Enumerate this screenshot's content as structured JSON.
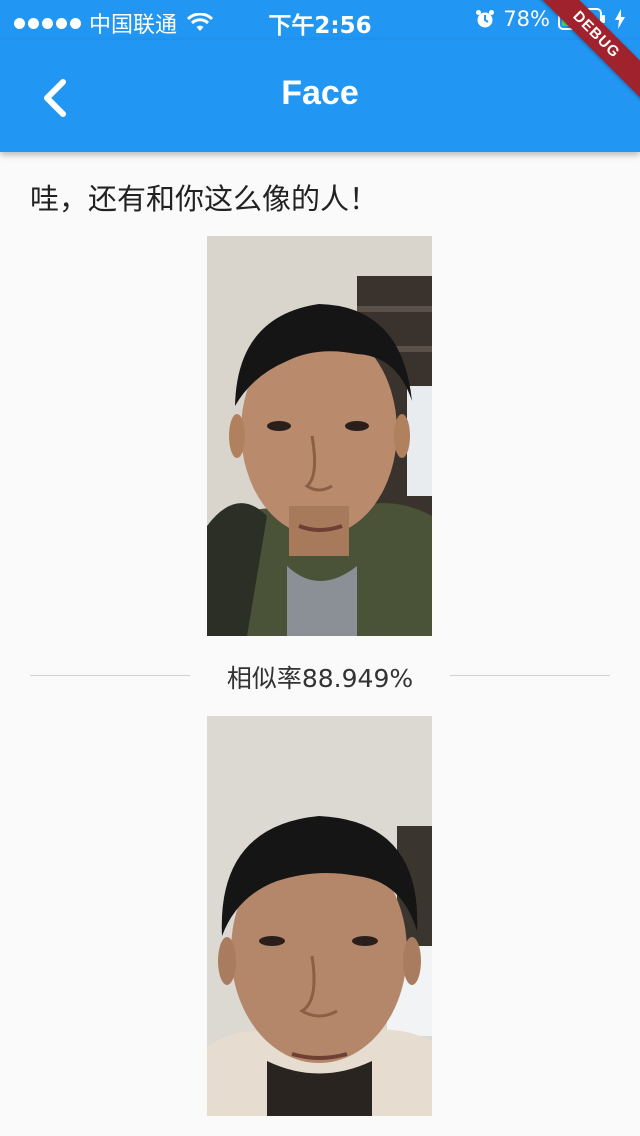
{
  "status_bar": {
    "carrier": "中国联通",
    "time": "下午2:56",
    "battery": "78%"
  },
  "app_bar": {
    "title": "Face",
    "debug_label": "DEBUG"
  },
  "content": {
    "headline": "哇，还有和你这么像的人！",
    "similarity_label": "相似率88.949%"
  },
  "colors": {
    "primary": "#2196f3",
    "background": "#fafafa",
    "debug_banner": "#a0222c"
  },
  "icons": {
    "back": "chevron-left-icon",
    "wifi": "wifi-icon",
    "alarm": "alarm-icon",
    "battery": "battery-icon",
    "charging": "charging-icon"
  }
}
========================================================================
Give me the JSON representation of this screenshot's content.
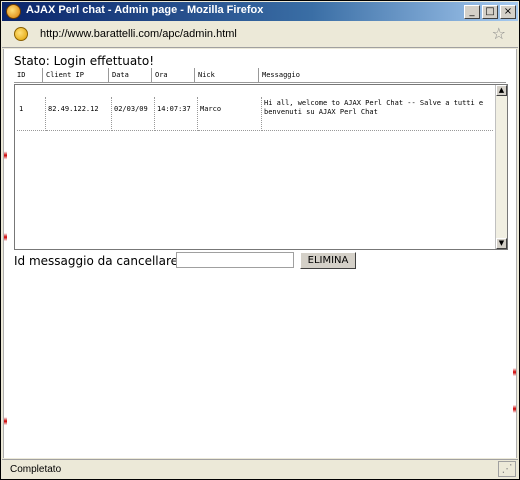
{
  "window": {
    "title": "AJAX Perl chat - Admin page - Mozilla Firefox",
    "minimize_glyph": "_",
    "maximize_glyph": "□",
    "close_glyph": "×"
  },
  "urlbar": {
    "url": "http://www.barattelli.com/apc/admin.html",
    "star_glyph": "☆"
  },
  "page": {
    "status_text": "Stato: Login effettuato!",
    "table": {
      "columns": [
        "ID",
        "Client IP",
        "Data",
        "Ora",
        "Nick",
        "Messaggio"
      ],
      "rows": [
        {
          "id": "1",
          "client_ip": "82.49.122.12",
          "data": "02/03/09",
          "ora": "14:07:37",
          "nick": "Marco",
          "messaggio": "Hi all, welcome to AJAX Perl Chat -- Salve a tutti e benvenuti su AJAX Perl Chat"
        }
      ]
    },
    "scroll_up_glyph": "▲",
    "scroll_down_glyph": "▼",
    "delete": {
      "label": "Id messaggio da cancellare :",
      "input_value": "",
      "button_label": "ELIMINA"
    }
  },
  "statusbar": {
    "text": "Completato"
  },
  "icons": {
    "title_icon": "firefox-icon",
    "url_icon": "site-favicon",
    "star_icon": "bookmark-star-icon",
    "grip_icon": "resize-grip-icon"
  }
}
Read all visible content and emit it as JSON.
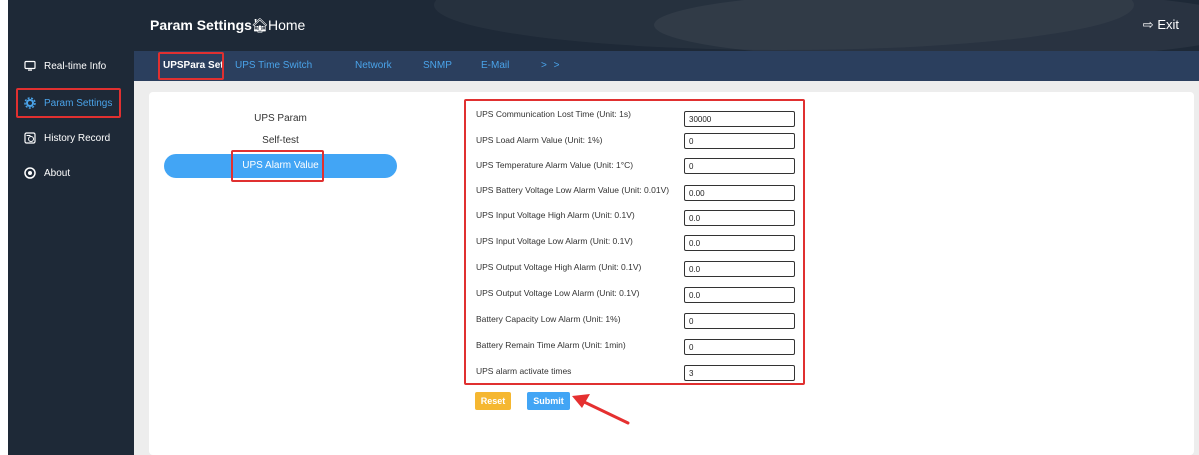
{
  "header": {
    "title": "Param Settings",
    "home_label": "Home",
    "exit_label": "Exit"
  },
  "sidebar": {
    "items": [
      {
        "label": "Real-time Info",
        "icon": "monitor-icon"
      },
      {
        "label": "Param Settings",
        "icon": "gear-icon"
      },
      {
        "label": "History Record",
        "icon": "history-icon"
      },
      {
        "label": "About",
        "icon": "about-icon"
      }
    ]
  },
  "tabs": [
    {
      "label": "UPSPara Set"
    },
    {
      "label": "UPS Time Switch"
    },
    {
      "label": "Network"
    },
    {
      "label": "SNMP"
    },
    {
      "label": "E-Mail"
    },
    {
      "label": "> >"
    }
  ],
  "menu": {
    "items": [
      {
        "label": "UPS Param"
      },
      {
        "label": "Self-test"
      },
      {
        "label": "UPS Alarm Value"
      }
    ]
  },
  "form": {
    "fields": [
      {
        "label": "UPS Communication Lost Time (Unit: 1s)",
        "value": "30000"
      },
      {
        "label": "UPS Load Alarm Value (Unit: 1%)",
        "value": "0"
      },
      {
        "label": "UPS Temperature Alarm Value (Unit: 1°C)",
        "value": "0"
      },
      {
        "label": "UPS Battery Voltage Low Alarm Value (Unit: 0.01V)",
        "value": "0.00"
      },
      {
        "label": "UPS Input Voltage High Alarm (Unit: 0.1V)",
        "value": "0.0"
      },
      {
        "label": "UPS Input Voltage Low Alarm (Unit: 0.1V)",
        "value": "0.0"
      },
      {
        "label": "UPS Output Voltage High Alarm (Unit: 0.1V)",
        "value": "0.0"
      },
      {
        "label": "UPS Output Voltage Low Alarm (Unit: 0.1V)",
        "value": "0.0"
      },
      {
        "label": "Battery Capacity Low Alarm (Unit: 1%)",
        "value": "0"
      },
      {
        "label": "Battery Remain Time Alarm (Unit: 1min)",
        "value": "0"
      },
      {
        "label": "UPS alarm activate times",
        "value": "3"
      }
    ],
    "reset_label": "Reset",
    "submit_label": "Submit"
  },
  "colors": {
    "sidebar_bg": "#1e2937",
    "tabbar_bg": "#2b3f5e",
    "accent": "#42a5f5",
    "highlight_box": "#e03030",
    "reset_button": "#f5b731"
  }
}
========================================================================
Work to be completed
From the entries above, extract each line containing "AJAX".

Exercise result
    "title": "AJAX Perl chat - Admin page - Mozilla Firefox",
          "messaggio": "Hi all, welcome to AJAX Perl Chat -- Salve a tutti e benvenuti su AJAX Perl Chat"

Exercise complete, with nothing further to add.